### Stated task
From the listing below, extract every line in which the word "далее" appears.

### Records for processing
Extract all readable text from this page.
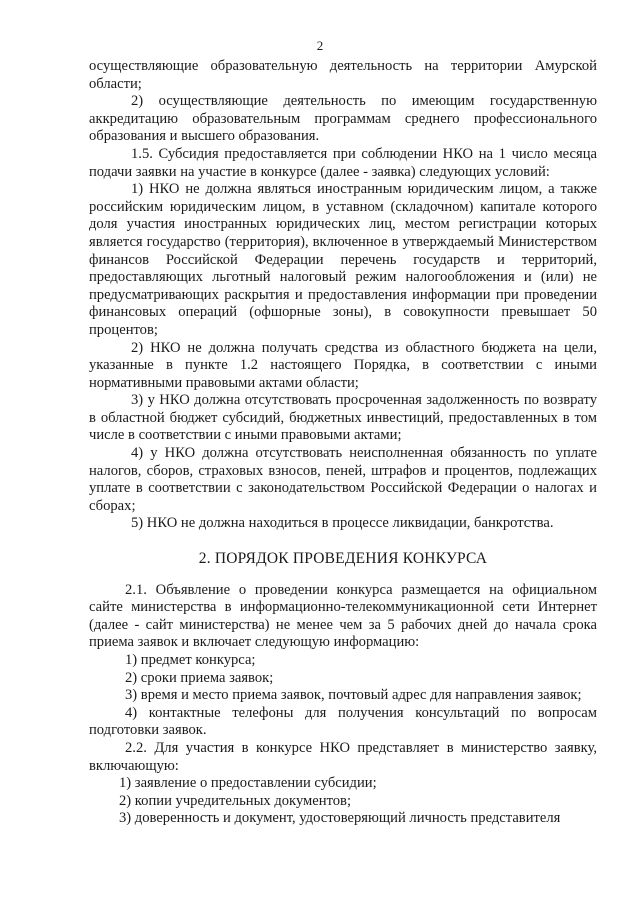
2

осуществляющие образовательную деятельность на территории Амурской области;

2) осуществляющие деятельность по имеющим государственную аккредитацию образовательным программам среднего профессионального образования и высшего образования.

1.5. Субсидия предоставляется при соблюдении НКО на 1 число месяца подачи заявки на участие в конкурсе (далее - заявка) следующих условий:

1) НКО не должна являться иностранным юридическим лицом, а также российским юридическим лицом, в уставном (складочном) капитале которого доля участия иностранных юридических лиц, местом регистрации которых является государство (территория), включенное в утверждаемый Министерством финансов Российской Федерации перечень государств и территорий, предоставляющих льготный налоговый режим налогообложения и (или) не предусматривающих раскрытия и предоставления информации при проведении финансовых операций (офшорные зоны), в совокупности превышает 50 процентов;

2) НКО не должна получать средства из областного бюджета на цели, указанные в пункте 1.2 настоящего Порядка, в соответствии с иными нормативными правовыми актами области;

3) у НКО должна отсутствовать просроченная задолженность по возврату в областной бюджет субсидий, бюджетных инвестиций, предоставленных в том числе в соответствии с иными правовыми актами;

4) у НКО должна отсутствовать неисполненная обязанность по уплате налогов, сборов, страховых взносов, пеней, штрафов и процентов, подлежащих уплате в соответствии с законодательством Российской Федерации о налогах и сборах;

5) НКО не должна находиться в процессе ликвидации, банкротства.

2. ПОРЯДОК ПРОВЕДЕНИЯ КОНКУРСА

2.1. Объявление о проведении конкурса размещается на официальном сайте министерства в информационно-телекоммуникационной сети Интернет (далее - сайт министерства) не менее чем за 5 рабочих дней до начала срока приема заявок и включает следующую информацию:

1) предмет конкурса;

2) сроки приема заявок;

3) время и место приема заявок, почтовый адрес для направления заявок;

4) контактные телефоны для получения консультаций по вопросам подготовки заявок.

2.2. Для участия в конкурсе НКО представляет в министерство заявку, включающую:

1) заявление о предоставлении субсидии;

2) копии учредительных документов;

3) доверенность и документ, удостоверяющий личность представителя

---

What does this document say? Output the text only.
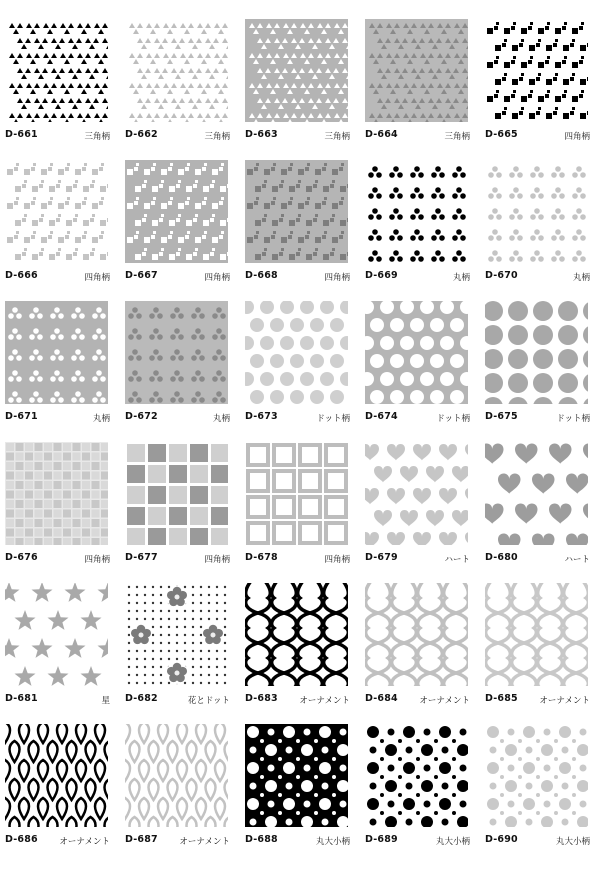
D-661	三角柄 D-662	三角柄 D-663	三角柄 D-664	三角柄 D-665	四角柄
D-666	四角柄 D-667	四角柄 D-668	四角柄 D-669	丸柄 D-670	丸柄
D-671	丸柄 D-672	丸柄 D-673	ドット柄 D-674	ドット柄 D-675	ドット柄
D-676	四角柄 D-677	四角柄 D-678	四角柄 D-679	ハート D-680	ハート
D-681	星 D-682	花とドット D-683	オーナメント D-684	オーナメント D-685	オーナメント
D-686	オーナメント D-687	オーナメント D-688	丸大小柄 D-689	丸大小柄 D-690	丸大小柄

### Right answer
1.5. Субсидия предоставляется при соблюдении НКО на 1 число месяца подачи заявки на участие в конкурсе (далее - заявка) следующих условий:
2.1. Объявление о проведении конкурса размещается на официальном сайте министерства в информационно-телекоммуникационной сети Интернет (далее - сайт министерства) не менее чем за 5 рабочих дней до начала срока приема заявок и включает следующую информацию:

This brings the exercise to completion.